Exercise details
Return the records that follow unaltered. Omit every picture.

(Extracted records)
— start —
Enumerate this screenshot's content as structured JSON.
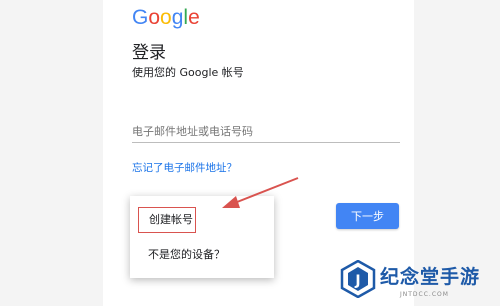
{
  "logo": {
    "letters": [
      "G",
      "o",
      "o",
      "g",
      "l",
      "e"
    ],
    "colors": [
      "#4285F4",
      "#EA4335",
      "#FBBC05",
      "#4285F4",
      "#34A853",
      "#EA4335"
    ]
  },
  "header": {
    "title": "登录",
    "subtitle": "使用您的 Google 帐号"
  },
  "form": {
    "email_placeholder": "电子邮件地址或电话号码",
    "forgot_link": "忘记了电子邮件地址？",
    "next_label": "下一步"
  },
  "popup_menu": {
    "items": [
      {
        "label": "创建帐号"
      },
      {
        "label": "不是您的设备？"
      }
    ]
  },
  "watermark": {
    "brand_text": "纪念堂手游",
    "url_text": "JNTDCC.COM",
    "icon_letter": "J"
  },
  "colors": {
    "accent_blue": "#4285f4",
    "link_blue": "#1a73e8",
    "annotation_red": "#d9534f",
    "brand_blue": "#1e5aa8"
  }
}
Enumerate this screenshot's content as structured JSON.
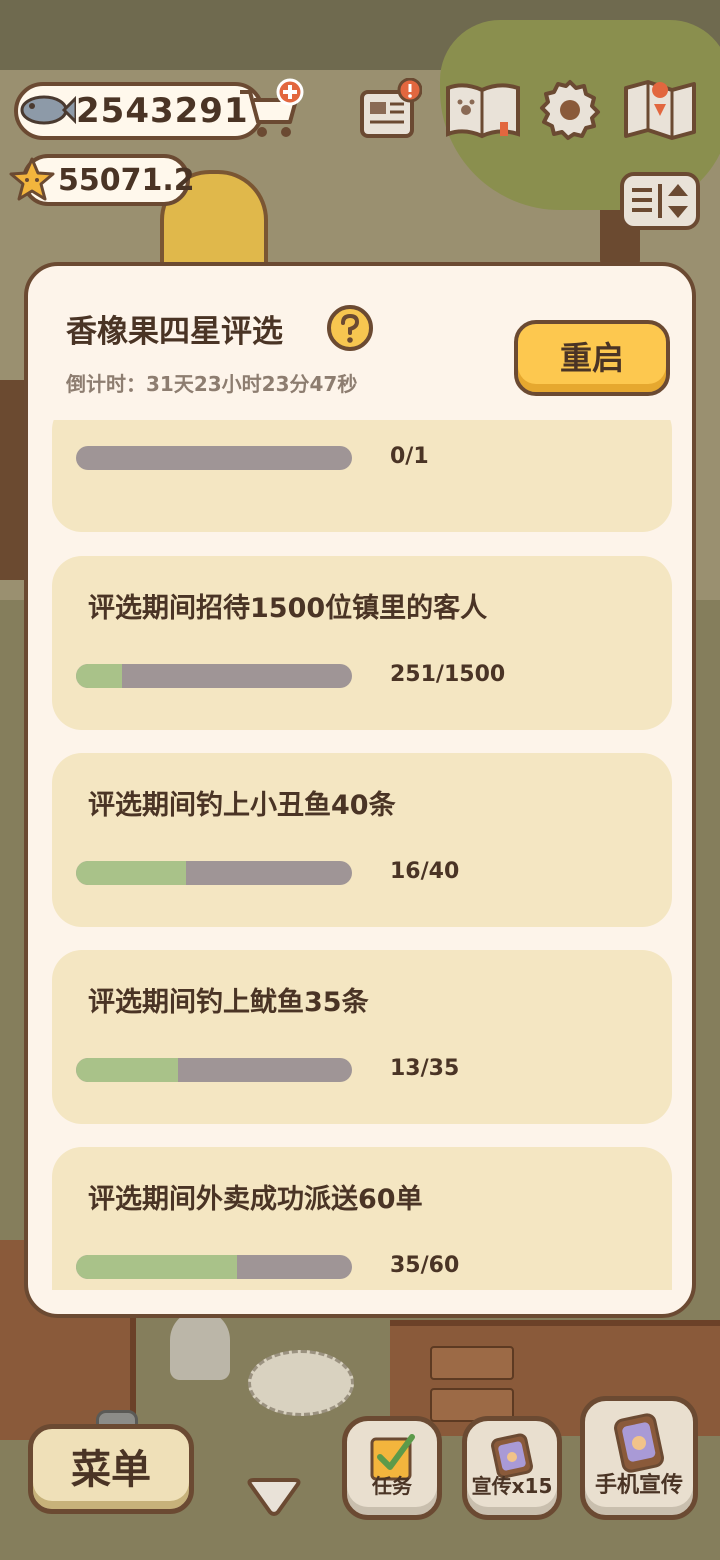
{
  "hud": {
    "coins": "2543291",
    "stars": "55071.2"
  },
  "modal": {
    "title": "香橡果四星评选",
    "countdown": "倒计时：31天23小时23分47秒",
    "restart_label": "重启"
  },
  "tasks": [
    {
      "label": "",
      "progress": "0/1",
      "fraction": 0
    },
    {
      "label": "评选期间招待1500位镇里的客人",
      "progress": "251/1500",
      "fraction": 0.167
    },
    {
      "label": "评选期间钓上小丑鱼40条",
      "progress": "16/40",
      "fraction": 0.4
    },
    {
      "label": "评选期间钓上鱿鱼35条",
      "progress": "13/35",
      "fraction": 0.371
    },
    {
      "label": "评选期间外卖成功派送60单",
      "progress": "35/60",
      "fraction": 0.583
    }
  ],
  "bottom": {
    "menu_label": "菜单",
    "task_label": "任务",
    "promo_label": "宣传x15",
    "phone_label": "手机宣传"
  },
  "colors": {
    "accent": "#fdc84f",
    "progress_fill": "#a9c289",
    "progress_track": "#9f9596",
    "card": "#f4e6c2",
    "text": "#4a3425"
  }
}
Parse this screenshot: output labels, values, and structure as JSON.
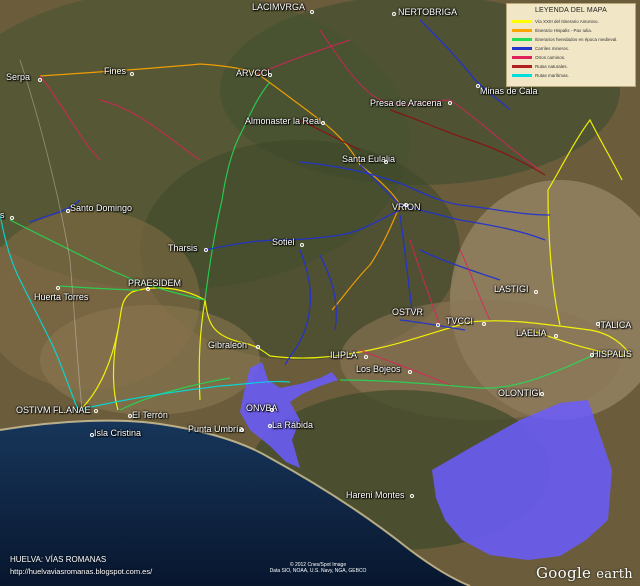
{
  "legend": {
    "title": "LEYENDA DEL MAPA",
    "items": [
      {
        "label": "Vía XXIII del Itinerario Antonino.",
        "color": "#ffff00"
      },
      {
        "label": "Itinerario Hispalis - Pax Iulia.",
        "color": "#ffa500"
      },
      {
        "label": "Itinerarios heredados en época medieval.",
        "color": "#22dd55"
      },
      {
        "label": "Carriles mineros.",
        "color": "#2233cc"
      },
      {
        "label": "Otros caminos.",
        "color": "#e0205a"
      },
      {
        "label": "Rutas naturales.",
        "color": "#b02020"
      },
      {
        "label": "Rutas marítimas.",
        "color": "#00dddd"
      }
    ]
  },
  "places": [
    {
      "name": "LACIMVRGA"
    },
    {
      "name": "NERTOBRIGA"
    },
    {
      "name": "Serpa"
    },
    {
      "name": "Fines"
    },
    {
      "name": "ARVCCI"
    },
    {
      "name": "Minas de Cala"
    },
    {
      "name": "Presa de Aracena"
    },
    {
      "name": "Almonaster la Real"
    },
    {
      "name": "Santa Eulalia"
    },
    {
      "name": "Santo Domingo"
    },
    {
      "name": "VRION"
    },
    {
      "name": "Tharsis"
    },
    {
      "name": "Sotiel"
    },
    {
      "name": "PRAESIDEM"
    },
    {
      "name": "Huerta Torres"
    },
    {
      "name": "LASTIGI"
    },
    {
      "name": "OSTVR"
    },
    {
      "name": "TVCCI"
    },
    {
      "name": "ITALICA"
    },
    {
      "name": "LAELIA"
    },
    {
      "name": "HISPALIS"
    },
    {
      "name": "Gibraleón"
    },
    {
      "name": "ILIPLA"
    },
    {
      "name": "Los Bojeos"
    },
    {
      "name": "OLONTIGI"
    },
    {
      "name": "OSTIVM FL.ANAE"
    },
    {
      "name": "El Terrón"
    },
    {
      "name": "ONVBA"
    },
    {
      "name": "Isla Cristina"
    },
    {
      "name": "Punta Umbría"
    },
    {
      "name": "La Rábida"
    },
    {
      "name": "Hareni Montes"
    },
    {
      "name": "s"
    }
  ],
  "footer": {
    "title": "HUELVA: VÍAS ROMANAS",
    "url": "http://huelvaviasromanas.blogspot.com.es/",
    "credit_line1": "© 2012 Cnes/Spot Image",
    "credit_line2": "Data SIO, NOAA, U.S. Navy, NGA, GEBCO",
    "google": "Google",
    "earth": "earth"
  }
}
— end —
Correct result
Enumerate this screenshot's content as structured JSON.
{
  "logo": {
    "letters": [
      "G",
      "o",
      "o",
      "g",
      "l",
      "e"
    ],
    "colors": [
      "#4285F4",
      "#EA4335",
      "#FBBC05",
      "#4285F4",
      "#34A853",
      "#EA4335"
    ]
  },
  "header": {
    "title": "登录",
    "subtitle": "使用您的 Google 帐号"
  },
  "form": {
    "email_placeholder": "电子邮件地址或电话号码",
    "forgot_link": "忘记了电子邮件地址？",
    "next_label": "下一步"
  },
  "popup_menu": {
    "items": [
      {
        "label": "创建帐号"
      },
      {
        "label": "不是您的设备？"
      }
    ]
  },
  "watermark": {
    "brand_text": "纪念堂手游",
    "url_text": "JNTDCC.COM",
    "icon_letter": "J"
  },
  "colors": {
    "accent_blue": "#4285f4",
    "link_blue": "#1a73e8",
    "annotation_red": "#d9534f",
    "brand_blue": "#1e5aa8"
  }
}
Enumerate this screenshot's content as structured JSON.
{
  "hud": {
    "coins": "2543291",
    "stars": "55071.2"
  },
  "modal": {
    "title": "香橡果四星评选",
    "countdown": "倒计时：31天23小时23分47秒",
    "restart_label": "重启"
  },
  "tasks": [
    {
      "label": "",
      "progress": "0/1",
      "fraction": 0
    },
    {
      "label": "评选期间招待1500位镇里的客人",
      "progress": "251/1500",
      "fraction": 0.167
    },
    {
      "label": "评选期间钓上小丑鱼40条",
      "progress": "16/40",
      "fraction": 0.4
    },
    {
      "label": "评选期间钓上鱿鱼35条",
      "progress": "13/35",
      "fraction": 0.371
    },
    {
      "label": "评选期间外卖成功派送60单",
      "progress": "35/60",
      "fraction": 0.583
    }
  ],
  "bottom": {
    "menu_label": "菜单",
    "task_label": "任务",
    "promo_label": "宣传x15",
    "phone_label": "手机宣传"
  },
  "colors": {
    "accent": "#fdc84f",
    "progress_fill": "#a9c289",
    "progress_track": "#9f9596",
    "card": "#f4e6c2",
    "text": "#4a3425"
  }
}
Parse this screenshot: output labels, values, and structure as JSON.
{
  "legend": {
    "title": "LEYENDA DEL MAPA",
    "items": [
      {
        "label": "Vía XXIII del Itinerario Antonino.",
        "color": "#ffff00"
      },
      {
        "label": "Itinerario Hispalis - Pax Iulia.",
        "color": "#ffa500"
      },
      {
        "label": "Itinerarios heredados en época medieval.",
        "color": "#22dd55"
      },
      {
        "label": "Carriles mineros.",
        "color": "#2233cc"
      },
      {
        "label": "Otros caminos.",
        "color": "#e0205a"
      },
      {
        "label": "Rutas naturales.",
        "color": "#b02020"
      },
      {
        "label": "Rutas marítimas.",
        "color": "#00dddd"
      }
    ]
  },
  "places": [
    {
      "name": "LACIMVRGA"
    },
    {
      "name": "NERTOBRIGA"
    },
    {
      "name": "Serpa"
    },
    {
      "name": "Fines"
    },
    {
      "name": "ARVCCI"
    },
    {
      "name": "Minas de Cala"
    },
    {
      "name": "Presa de Aracena"
    },
    {
      "name": "Almonaster la Real"
    },
    {
      "name": "Santa Eulalia"
    },
    {
      "name": "Santo Domingo"
    },
    {
      "name": "VRION"
    },
    {
      "name": "Tharsis"
    },
    {
      "name": "Sotiel"
    },
    {
      "name": "PRAESIDEM"
    },
    {
      "name": "Huerta Torres"
    },
    {
      "name": "LASTIGI"
    },
    {
      "name": "OSTVR"
    },
    {
      "name": "TVCCI"
    },
    {
      "name": "ITALICA"
    },
    {
      "name": "LAELIA"
    },
    {
      "name": "HISPALIS"
    },
    {
      "name": "Gibraleón"
    },
    {
      "name": "ILIPLA"
    },
    {
      "name": "Los Bojeos"
    },
    {
      "name": "OLONTIGI"
    },
    {
      "name": "OSTIVM FL.ANAE"
    },
    {
      "name": "El Terrón"
    },
    {
      "name": "ONVBA"
    },
    {
      "name": "Isla Cristina"
    },
    {
      "name": "Punta Umbría"
    },
    {
      "name": "La Rábida"
    },
    {
      "name": "Hareni Montes"
    },
    {
      "name": "s"
    }
  ],
  "footer": {
    "title": "HUELVA: VÍAS ROMANAS",
    "url": "http://huelvaviasromanas.blogspot.com.es/",
    "credit_line1": "© 2012 Cnes/Spot Image",
    "credit_line2": "Data SIO, NOAA, U.S. Navy, NGA, GEBCO",
    "google": "Google",
    "earth": "earth"
  }
}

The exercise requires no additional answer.